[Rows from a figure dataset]
- - -

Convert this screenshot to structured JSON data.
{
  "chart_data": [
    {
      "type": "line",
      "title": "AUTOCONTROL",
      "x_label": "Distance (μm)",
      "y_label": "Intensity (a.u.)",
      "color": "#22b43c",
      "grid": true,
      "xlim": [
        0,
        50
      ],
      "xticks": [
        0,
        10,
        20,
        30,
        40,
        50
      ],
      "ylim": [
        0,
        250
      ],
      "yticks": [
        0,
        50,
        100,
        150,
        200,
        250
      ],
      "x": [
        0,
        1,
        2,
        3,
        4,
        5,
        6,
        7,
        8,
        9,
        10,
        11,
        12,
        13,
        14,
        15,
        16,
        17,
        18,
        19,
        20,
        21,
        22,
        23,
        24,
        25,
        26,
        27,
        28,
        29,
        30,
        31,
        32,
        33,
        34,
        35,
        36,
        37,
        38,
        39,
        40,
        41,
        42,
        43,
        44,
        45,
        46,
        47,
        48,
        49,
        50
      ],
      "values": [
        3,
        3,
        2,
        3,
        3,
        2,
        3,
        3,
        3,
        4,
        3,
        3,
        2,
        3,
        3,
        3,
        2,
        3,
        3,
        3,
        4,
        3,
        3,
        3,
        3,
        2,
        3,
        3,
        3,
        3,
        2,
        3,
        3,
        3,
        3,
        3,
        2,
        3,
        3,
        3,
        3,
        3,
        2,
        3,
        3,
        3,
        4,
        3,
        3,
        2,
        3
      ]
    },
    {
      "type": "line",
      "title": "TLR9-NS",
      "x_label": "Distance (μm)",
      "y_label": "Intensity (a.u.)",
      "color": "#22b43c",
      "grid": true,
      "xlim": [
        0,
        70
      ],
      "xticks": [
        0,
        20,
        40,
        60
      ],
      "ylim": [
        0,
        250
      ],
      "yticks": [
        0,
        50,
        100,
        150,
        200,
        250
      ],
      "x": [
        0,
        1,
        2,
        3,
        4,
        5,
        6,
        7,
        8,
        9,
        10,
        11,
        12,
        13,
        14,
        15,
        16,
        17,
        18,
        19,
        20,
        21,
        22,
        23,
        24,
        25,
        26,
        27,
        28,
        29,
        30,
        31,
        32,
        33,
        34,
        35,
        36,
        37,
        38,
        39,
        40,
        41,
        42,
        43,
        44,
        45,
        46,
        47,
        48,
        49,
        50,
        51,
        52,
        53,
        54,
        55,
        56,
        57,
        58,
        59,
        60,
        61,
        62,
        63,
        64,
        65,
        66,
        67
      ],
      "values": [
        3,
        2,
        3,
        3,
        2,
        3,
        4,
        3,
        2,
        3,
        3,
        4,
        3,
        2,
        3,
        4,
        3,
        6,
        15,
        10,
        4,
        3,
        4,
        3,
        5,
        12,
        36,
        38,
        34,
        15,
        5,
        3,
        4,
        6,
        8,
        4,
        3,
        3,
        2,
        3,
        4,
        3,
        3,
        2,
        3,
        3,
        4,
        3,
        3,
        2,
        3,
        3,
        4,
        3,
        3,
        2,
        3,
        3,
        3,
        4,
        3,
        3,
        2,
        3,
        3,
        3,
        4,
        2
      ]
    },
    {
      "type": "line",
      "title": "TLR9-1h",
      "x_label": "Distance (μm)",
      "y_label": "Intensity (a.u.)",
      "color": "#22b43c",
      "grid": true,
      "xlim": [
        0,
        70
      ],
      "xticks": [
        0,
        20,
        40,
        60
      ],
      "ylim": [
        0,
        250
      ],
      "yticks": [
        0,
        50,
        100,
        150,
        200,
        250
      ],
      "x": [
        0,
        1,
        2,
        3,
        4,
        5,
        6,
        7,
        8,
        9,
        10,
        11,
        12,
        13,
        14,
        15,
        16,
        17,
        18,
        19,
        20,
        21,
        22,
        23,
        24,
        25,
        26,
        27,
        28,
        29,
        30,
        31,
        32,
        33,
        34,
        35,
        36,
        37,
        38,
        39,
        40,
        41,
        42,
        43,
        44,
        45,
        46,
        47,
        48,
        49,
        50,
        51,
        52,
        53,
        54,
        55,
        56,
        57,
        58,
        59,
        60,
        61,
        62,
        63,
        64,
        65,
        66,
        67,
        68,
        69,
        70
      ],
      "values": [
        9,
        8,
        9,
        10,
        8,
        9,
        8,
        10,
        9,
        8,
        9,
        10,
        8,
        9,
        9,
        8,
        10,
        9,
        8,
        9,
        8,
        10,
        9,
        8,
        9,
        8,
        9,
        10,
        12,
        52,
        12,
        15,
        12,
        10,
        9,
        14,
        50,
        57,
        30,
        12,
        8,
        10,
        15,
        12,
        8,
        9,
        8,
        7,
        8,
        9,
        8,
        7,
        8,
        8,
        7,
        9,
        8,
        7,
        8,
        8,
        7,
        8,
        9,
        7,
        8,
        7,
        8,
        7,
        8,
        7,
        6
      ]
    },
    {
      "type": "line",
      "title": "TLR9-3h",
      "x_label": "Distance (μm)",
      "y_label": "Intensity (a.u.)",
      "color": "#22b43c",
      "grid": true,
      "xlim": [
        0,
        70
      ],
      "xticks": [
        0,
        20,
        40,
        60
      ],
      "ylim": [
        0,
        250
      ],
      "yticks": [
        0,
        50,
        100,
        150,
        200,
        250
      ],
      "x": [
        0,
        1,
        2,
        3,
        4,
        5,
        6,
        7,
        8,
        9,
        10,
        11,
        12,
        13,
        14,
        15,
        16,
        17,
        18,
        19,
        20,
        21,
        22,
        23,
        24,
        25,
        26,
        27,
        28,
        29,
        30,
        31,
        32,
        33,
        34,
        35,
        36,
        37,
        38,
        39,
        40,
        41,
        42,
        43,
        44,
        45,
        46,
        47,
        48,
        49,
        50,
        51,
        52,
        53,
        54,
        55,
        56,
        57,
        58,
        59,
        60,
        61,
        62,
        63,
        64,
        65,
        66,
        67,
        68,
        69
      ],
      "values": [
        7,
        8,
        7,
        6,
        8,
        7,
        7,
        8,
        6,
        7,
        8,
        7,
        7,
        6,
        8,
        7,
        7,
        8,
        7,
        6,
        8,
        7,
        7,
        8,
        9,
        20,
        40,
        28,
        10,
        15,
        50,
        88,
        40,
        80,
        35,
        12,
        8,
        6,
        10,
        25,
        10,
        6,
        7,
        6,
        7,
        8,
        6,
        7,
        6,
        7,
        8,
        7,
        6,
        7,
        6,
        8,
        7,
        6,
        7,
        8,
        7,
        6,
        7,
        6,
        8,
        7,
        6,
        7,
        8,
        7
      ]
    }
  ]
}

- - -

Extract the full listing above without alteration.

Convert this screenshot to structured JSON data.
{
  "chart_data": [
    {
      "type": "line",
      "title": "AUTOCONTROL",
      "x_label": "Distance (μm)",
      "y_label": "Intensity (a.u.)",
      "color": "#22b43c",
      "grid": true,
      "xlim": [
        0,
        50
      ],
      "xticks": [
        0,
        10,
        20,
        30,
        40,
        50
      ],
      "ylim": [
        0,
        250
      ],
      "yticks": [
        0,
        50,
        100,
        150,
        200,
        250
      ],
      "x": [
        0,
        1,
        2,
        3,
        4,
        5,
        6,
        7,
        8,
        9,
        10,
        11,
        12,
        13,
        14,
        15,
        16,
        17,
        18,
        19,
        20,
        21,
        22,
        23,
        24,
        25,
        26,
        27,
        28,
        29,
        30,
        31,
        32,
        33,
        34,
        35,
        36,
        37,
        38,
        39,
        40,
        41,
        42,
        43,
        44,
        45,
        46,
        47,
        48,
        49,
        50
      ],
      "values": [
        3,
        3,
        2,
        3,
        3,
        2,
        3,
        3,
        3,
        4,
        3,
        3,
        2,
        3,
        3,
        3,
        2,
        3,
        3,
        3,
        4,
        3,
        3,
        3,
        3,
        2,
        3,
        3,
        3,
        3,
        2,
        3,
        3,
        3,
        3,
        3,
        2,
        3,
        3,
        3,
        3,
        3,
        2,
        3,
        3,
        3,
        4,
        3,
        3,
        2,
        3
      ]
    },
    {
      "type": "line",
      "title": "TLR9-NS",
      "x_label": "Distance (μm)",
      "y_label": "Intensity (a.u.)",
      "color": "#22b43c",
      "grid": true,
      "xlim": [
        0,
        70
      ],
      "xticks": [
        0,
        20,
        40,
        60
      ],
      "ylim": [
        0,
        250
      ],
      "yticks": [
        0,
        50,
        100,
        150,
        200,
        250
      ],
      "x": [
        0,
        1,
        2,
        3,
        4,
        5,
        6,
        7,
        8,
        9,
        10,
        11,
        12,
        13,
        14,
        15,
        16,
        17,
        18,
        19,
        20,
        21,
        22,
        23,
        24,
        25,
        26,
        27,
        28,
        29,
        30,
        31,
        32,
        33,
        34,
        35,
        36,
        37,
        38,
        39,
        40,
        41,
        42,
        43,
        44,
        45,
        46,
        47,
        48,
        49,
        50,
        51,
        52,
        53,
        54,
        55,
        56,
        57,
        58,
        59,
        60,
        61,
        62,
        63,
        64,
        65,
        66,
        67
      ],
      "values": [
        3,
        2,
        3,
        3,
        2,
        3,
        4,
        3,
        2,
        3,
        3,
        4,
        3,
        2,
        3,
        4,
        3,
        6,
        15,
        10,
        4,
        3,
        4,
        3,
        5,
        12,
        36,
        38,
        34,
        15,
        5,
        3,
        4,
        6,
        8,
        4,
        3,
        3,
        2,
        3,
        4,
        3,
        3,
        2,
        3,
        3,
        4,
        3,
        3,
        2,
        3,
        3,
        4,
        3,
        3,
        2,
        3,
        3,
        3,
        4,
        3,
        3,
        2,
        3,
        3,
        3,
        4,
        2
      ]
    },
    {
      "type": "line",
      "title": "TLR9-1h",
      "x_label": "Distance (μm)",
      "y_label": "Intensity (a.u.)",
      "color": "#22b43c",
      "grid": true,
      "xlim": [
        0,
        70
      ],
      "xticks": [
        0,
        20,
        40,
        60
      ],
      "ylim": [
        0,
        250
      ],
      "yticks": [
        0,
        50,
        100,
        150,
        200,
        250
      ],
      "x": [
        0,
        1,
        2,
        3,
        4,
        5,
        6,
        7,
        8,
        9,
        10,
        11,
        12,
        13,
        14,
        15,
        16,
        17,
        18,
        19,
        20,
        21,
        22,
        23,
        24,
        25,
        26,
        27,
        28,
        29,
        30,
        31,
        32,
        33,
        34,
        35,
        36,
        37,
        38,
        39,
        40,
        41,
        42,
        43,
        44,
        45,
        46,
        47,
        48,
        49,
        50,
        51,
        52,
        53,
        54,
        55,
        56,
        57,
        58,
        59,
        60,
        61,
        62,
        63,
        64,
        65,
        66,
        67,
        68,
        69,
        70
      ],
      "values": [
        9,
        8,
        9,
        10,
        8,
        9,
        8,
        10,
        9,
        8,
        9,
        10,
        8,
        9,
        9,
        8,
        10,
        9,
        8,
        9,
        8,
        10,
        9,
        8,
        9,
        8,
        9,
        10,
        12,
        52,
        12,
        15,
        12,
        10,
        9,
        14,
        50,
        57,
        30,
        12,
        8,
        10,
        15,
        12,
        8,
        9,
        8,
        7,
        8,
        9,
        8,
        7,
        8,
        8,
        7,
        9,
        8,
        7,
        8,
        8,
        7,
        8,
        9,
        7,
        8,
        7,
        8,
        7,
        8,
        7,
        6
      ]
    },
    {
      "type": "line",
      "title": "TLR9-3h",
      "x_label": "Distance (μm)",
      "y_label": "Intensity (a.u.)",
      "color": "#22b43c",
      "grid": true,
      "xlim": [
        0,
        70
      ],
      "xticks": [
        0,
        20,
        40,
        60
      ],
      "ylim": [
        0,
        250
      ],
      "yticks": [
        0,
        50,
        100,
        150,
        200,
        250
      ],
      "x": [
        0,
        1,
        2,
        3,
        4,
        5,
        6,
        7,
        8,
        9,
        10,
        11,
        12,
        13,
        14,
        15,
        16,
        17,
        18,
        19,
        20,
        21,
        22,
        23,
        24,
        25,
        26,
        27,
        28,
        29,
        30,
        31,
        32,
        33,
        34,
        35,
        36,
        37,
        38,
        39,
        40,
        41,
        42,
        43,
        44,
        45,
        46,
        47,
        48,
        49,
        50,
        51,
        52,
        53,
        54,
        55,
        56,
        57,
        58,
        59,
        60,
        61,
        62,
        63,
        64,
        65,
        66,
        67,
        68,
        69
      ],
      "values": [
        7,
        8,
        7,
        6,
        8,
        7,
        7,
        8,
        6,
        7,
        8,
        7,
        7,
        6,
        8,
        7,
        7,
        8,
        7,
        6,
        8,
        7,
        7,
        8,
        9,
        20,
        40,
        28,
        10,
        15,
        50,
        88,
        40,
        80,
        35,
        12,
        8,
        6,
        10,
        25,
        10,
        6,
        7,
        6,
        7,
        8,
        6,
        7,
        6,
        7,
        8,
        7,
        6,
        7,
        6,
        8,
        7,
        6,
        7,
        8,
        7,
        6,
        7,
        6,
        8,
        7,
        6,
        7,
        8,
        7
      ]
    }
  ]
}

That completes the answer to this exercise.